[Fragmento de página]
((

Parecieran dos atmósferas simultáneamente en un mismo escenario. De un lado, gritos, violencia, empujones, condena; y del otro enseñanza, ternura, amor perdonador. Como que al llegar a Jesús la violencia se va apaciguando, y toda la escena cargada de agitación comienza a latir al ritmo del corazón amante y comprometidamente compasivo de Jesús. ¡Qué necesario en nuestras broncas y violencias, en nuestras condenas y juicios, acercarnos a Jesús para que nos ensanche el corazón y su palabra nos apacigüe!

))

[Datos proporcionados]

((

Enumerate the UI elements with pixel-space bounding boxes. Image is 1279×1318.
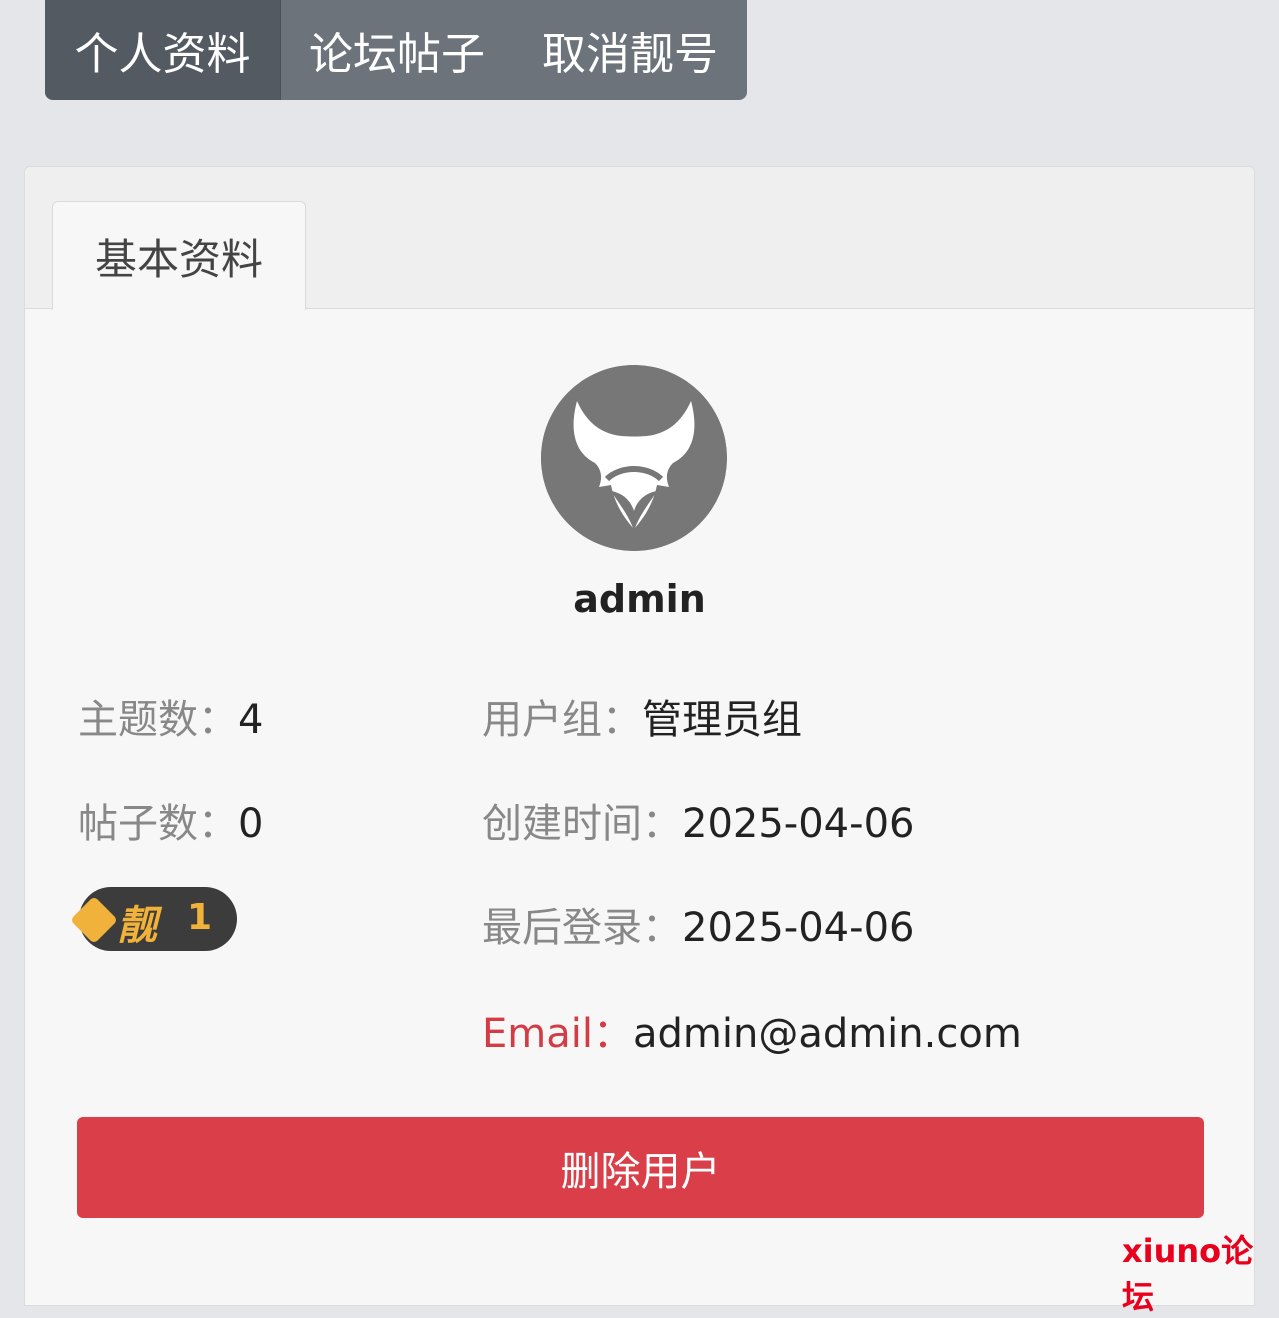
top-nav: 个人资料 论坛帖子 取消靓号 <box>45 0 747 100</box>
email: Email：admin@admin.com <box>482 1001 1022 1059</box>
watermark: xiuno论坛 <box>1122 1232 1254 1316</box>
user-group-value: 管理员组 <box>642 697 802 743</box>
last-login: 最后登录：2025-04-06 <box>482 895 914 953</box>
created-time-label: 创建时间： <box>482 801 682 847</box>
card-header: 基本资料 <box>25 167 1254 310</box>
last-login-label: 最后登录： <box>482 905 682 951</box>
thread-count: 主题数：4 <box>78 687 263 745</box>
badge-count: 1 <box>187 897 213 938</box>
user-group: 用户组：管理员组 <box>482 687 802 745</box>
avatar <box>541 365 727 551</box>
tab-forum-posts[interactable]: 论坛帖子 <box>281 0 513 100</box>
email-value: admin@admin.com <box>632 1011 1022 1057</box>
vanity-badge: 靓 1 <box>69 887 237 951</box>
created-time-value: 2025-04-06 <box>682 801 915 847</box>
badge-char: 靓 <box>117 903 157 949</box>
post-count: 帖子数：0 <box>78 791 263 849</box>
tab-profile[interactable]: 个人资料 <box>45 0 281 100</box>
post-count-value: 0 <box>238 801 264 847</box>
last-login-value: 2025-04-06 <box>682 905 915 951</box>
tab-basic-info[interactable]: 基本资料 <box>52 201 306 310</box>
post-count-label: 帖子数： <box>78 801 238 847</box>
bull-logo-icon <box>541 365 727 551</box>
tab-cancel-vanity-id[interactable]: 取消靓号 <box>513 0 747 100</box>
created-time: 创建时间：2025-04-06 <box>482 791 914 849</box>
user-group-label: 用户组： <box>482 697 642 743</box>
thread-count-value: 4 <box>238 697 264 743</box>
profile-card: 基本资料 admin 主题数：4 帖子数：0 靓 1 用户组：管理员组 创建时间… <box>24 166 1255 1306</box>
username: admin <box>573 577 706 621</box>
badge-diamond-icon <box>69 895 119 945</box>
email-label: Email： <box>482 1011 633 1057</box>
delete-user-button[interactable]: 删除用户 <box>77 1117 1204 1218</box>
thread-count-label: 主题数： <box>78 697 238 743</box>
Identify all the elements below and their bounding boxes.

))

[Problemas a resolver]
1. Contesta estas preguntas sobre el fragmento sobre Jesús:
(a) ¿Qué cuatro cosas hay en el lado opuesto a la enseñanza, la ternura y el amor perdonador?
(b) ¿Qué le sucede a la violencia al llegar a Jesús?
(c) ¿Qué se espera que haga la palabra de Jesús?
2. Cambia "ternura" por "dulzura" en el pasaje del fragmento sobre Jesús que va desde "Parecieran dos atmósferas" hasta "palabra nos apacigüe!", ambos incluidos, y escríbelo completo.
3. Prosigue el fragmento sobre Jesús a partir de su última oración.
Las filas provienen de una fuente distinta.

[Respuestas escritas]
1.
(a) Gritos, violencia, empujones y condena.
(b) Se va apaciguando.
(c) Que nos apacigüe.

2.
Parecieran dos atmósferas simultáneamente en un mismo escenario. De un lado, gritos, violencia, empujones, condena; y del otro enseñanza, dulzura, amor perdonador. Como que al llegar a Jesús la violencia se va apaciguando, y toda la escena cargada de agitación comienza a latir al ritmo del corazón amante y comprometidamente compasivo de Jesús. ¡Qué necesario en nuestras broncas y violencias, en nuestras condenas y juicios, acercarnos a Jesús para que nos ensanche el corazón y su palabra nos apacigüe!

3.
La situación no era fácil. No se sabe qué escribió con el dedo, pero hasta quizá podemos pensar que era una manera de ganar tiempo, de desdramatizar la situación, de orar al Padre. Jesús no pensaba en sí mismo, no tenía miedo a la acusación, de hecho, a pesar de reiteradas amenazas continuaba enseñando públicamente en el Templo. Él sabía que la mujer era la excusa en su contra, pero la vida de ella estaba en juego, y por ende, Él estaba preocupado; porque además lo planteado era de difícil solución, la condena ya estaba hecha, y era en contra de una pobre mujer que, como todos nosotros, era pecadora, había tomado una mala decisión pero por ello nadie merece ninguna muerte. Me lo imagino orar al Padre mientras garabateaba: ‘Padre, dame tu luz, ella no puede morir’; y ahí pronuncia la sentencia que le nace de lo más hondo del corazón y que provoca que todos se alejen, uno a uno, comenzando por los más ancianos. ¡Ayudame, Jesús, a ser como ellos y dejar de apedrear!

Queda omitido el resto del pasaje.